A titular da Delegacia de Proteção ao Idoso e à Pessoa com Deficiência lembra de um caso emblemático que aconteceu em Fortaleza, em pleno isolamento da pandemia, em 2020: um filho manteve seus pais em situação de cárcere privado, até que um deles foi a óbito. O caso aconteceu em maio do ano passado no bairro Jardim Iracema. “Segundos os vizinhos, por um período de pelo menos 15 dias, esse filho vinha mantendo seus pais em cárcere privado em uma residência no bairro Jardim Iracema. Vizinhos acionaram a Polícia e ele foi preso em flagrante”.

De acordo com os relatos, lembra a delegada, os idosos não estavam sendo devidamente alimentados, nem higienizados, muito menos medicados. “O homem estava cometendo uma série de negligências. E, num determinado dia, quando o filho chegou para deixar alimento, encontrou sua mãe falecida e o pai em um estado de situação deplorável. Isso revoltou demasiadamente a população. Os vizinhos desse casal de idosos quiseram até linchar o homem. A Polícia Militar teve que conter os vizinhos que ficaram extremamente revoltados com toda situação de negligência e maus-tratos. Várias testemunhas foram ouvidas. Nos depoimentos, ricos em detalhes, foram demonstrados que, num período de 15 dias, esses idosos estavam sendo mantidos numa situação de penúria, de descaso total”.
□ □ □ □ □
> _TAREFAS PROPOSTAS_:
• a. Segundo o texto sobre o caso de cárcere privado de idosos, em que bairro de Fortaleza o caso aconteceu?
• b. Retome o texto sobre o caso de cárcere privado de idosos a partir do ponto em que ele termina.
O material abaixo pode ser desconsiderado.

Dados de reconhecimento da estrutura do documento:
□ □ □ □ □
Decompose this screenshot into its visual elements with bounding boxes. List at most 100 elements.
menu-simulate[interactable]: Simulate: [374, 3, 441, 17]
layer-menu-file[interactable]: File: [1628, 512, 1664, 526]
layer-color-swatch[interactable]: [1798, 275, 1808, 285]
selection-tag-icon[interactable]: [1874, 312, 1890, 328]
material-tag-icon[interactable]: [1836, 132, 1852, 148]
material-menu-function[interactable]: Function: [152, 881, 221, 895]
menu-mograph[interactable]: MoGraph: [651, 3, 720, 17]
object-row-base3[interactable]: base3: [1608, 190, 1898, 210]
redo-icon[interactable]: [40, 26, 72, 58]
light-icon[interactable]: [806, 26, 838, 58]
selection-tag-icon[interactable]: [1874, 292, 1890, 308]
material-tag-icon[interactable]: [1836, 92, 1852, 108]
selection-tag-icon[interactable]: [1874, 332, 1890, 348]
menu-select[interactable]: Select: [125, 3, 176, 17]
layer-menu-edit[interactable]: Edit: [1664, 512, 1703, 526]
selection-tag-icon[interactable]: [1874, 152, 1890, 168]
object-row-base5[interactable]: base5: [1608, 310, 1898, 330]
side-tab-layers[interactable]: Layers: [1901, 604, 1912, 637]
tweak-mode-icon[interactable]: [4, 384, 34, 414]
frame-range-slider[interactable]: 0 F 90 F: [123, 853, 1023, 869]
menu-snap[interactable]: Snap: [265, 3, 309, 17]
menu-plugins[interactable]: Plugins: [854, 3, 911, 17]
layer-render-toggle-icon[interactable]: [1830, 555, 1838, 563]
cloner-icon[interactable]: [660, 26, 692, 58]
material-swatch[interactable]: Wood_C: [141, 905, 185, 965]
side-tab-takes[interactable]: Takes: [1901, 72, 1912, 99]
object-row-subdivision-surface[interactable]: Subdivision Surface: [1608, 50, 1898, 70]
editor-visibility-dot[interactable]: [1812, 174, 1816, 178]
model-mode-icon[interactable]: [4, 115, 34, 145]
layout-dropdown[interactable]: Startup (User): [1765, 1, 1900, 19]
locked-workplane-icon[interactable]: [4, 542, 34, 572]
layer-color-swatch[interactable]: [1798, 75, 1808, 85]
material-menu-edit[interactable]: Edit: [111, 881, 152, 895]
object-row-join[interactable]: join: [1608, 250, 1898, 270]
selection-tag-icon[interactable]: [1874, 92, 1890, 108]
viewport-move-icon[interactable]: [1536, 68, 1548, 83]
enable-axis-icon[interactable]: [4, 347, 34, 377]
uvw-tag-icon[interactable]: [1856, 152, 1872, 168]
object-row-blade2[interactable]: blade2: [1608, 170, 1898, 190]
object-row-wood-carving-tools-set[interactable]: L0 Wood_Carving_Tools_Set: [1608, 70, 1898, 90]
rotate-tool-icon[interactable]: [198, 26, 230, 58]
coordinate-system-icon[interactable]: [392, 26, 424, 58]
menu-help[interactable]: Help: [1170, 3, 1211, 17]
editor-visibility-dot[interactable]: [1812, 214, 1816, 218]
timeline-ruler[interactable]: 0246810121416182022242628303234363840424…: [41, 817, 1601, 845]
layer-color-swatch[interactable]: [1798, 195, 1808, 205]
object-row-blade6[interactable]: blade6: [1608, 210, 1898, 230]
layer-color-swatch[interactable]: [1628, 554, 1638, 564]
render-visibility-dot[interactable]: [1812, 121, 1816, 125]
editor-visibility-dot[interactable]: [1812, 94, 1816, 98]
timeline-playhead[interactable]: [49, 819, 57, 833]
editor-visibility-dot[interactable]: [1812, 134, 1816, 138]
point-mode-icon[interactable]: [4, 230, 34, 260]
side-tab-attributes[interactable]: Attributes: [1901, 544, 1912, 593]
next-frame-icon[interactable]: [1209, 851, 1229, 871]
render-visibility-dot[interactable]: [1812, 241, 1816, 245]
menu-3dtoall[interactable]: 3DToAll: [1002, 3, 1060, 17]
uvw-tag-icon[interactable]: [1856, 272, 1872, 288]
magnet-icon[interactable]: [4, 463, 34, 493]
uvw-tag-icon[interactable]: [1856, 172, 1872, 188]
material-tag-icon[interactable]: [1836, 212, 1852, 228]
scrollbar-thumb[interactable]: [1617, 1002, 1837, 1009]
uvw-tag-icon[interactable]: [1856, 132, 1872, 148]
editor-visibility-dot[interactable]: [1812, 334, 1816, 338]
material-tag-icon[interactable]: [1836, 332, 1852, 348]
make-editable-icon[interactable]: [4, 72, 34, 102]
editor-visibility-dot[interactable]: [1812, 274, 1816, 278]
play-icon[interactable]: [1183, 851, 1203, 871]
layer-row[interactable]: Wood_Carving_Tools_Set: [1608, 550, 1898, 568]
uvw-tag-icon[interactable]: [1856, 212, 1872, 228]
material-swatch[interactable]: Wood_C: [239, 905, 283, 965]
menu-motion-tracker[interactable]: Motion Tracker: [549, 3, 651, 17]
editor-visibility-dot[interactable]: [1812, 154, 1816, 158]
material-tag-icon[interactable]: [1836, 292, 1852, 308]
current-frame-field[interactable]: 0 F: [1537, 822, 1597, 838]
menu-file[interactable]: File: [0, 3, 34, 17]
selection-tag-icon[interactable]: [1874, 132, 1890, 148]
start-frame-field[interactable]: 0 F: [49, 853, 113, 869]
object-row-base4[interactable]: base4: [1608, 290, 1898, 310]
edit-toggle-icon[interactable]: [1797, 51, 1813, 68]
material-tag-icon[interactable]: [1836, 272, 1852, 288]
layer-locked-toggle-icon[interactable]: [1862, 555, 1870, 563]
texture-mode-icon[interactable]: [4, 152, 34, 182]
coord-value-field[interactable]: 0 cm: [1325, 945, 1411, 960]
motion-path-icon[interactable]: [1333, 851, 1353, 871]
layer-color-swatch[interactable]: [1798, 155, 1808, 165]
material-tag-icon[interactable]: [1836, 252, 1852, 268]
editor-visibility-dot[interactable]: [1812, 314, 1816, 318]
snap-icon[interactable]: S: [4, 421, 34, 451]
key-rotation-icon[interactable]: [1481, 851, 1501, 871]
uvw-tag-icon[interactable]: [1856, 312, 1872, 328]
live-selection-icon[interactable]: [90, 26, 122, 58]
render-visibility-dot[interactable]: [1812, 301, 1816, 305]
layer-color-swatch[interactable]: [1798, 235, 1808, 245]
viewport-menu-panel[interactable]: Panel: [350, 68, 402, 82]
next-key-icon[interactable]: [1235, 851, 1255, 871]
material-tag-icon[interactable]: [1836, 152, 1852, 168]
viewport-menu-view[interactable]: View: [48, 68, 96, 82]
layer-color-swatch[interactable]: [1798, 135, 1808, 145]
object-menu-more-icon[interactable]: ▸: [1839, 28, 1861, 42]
□ □ □ □ □
> _RESPOSTAS DO EXERCÍCIO_:
• a. No bairro Jardim Iracema.

• b.
Pelo Estatuto do Idoso, o homem foi indiciado no artigo 97 (deixar de prestar assistência ao idoso, quando possível fazê-lo sem risco pessoal, em situação de iminente perigo, ou recusar, retardar ou dificultar sua assistência à saúde, sem justa causa) e no artigo 99 (expor a perigo a integridade e a saúde, física ou psíquica, do idoso). Pelo Código Penal, ele cometeu as infrações penais previstas no Artigo 148, parágrafo 1º, incisos I e II (Privar alguém de sua liberdade, mediante sequestro ou cárcere privado) e no Artigo 121, parágrafo 3º pelo homicídio culposo em relação à morte de sua mãe. O homem foi preso e o idoso foi acolhido por um familiar próximo.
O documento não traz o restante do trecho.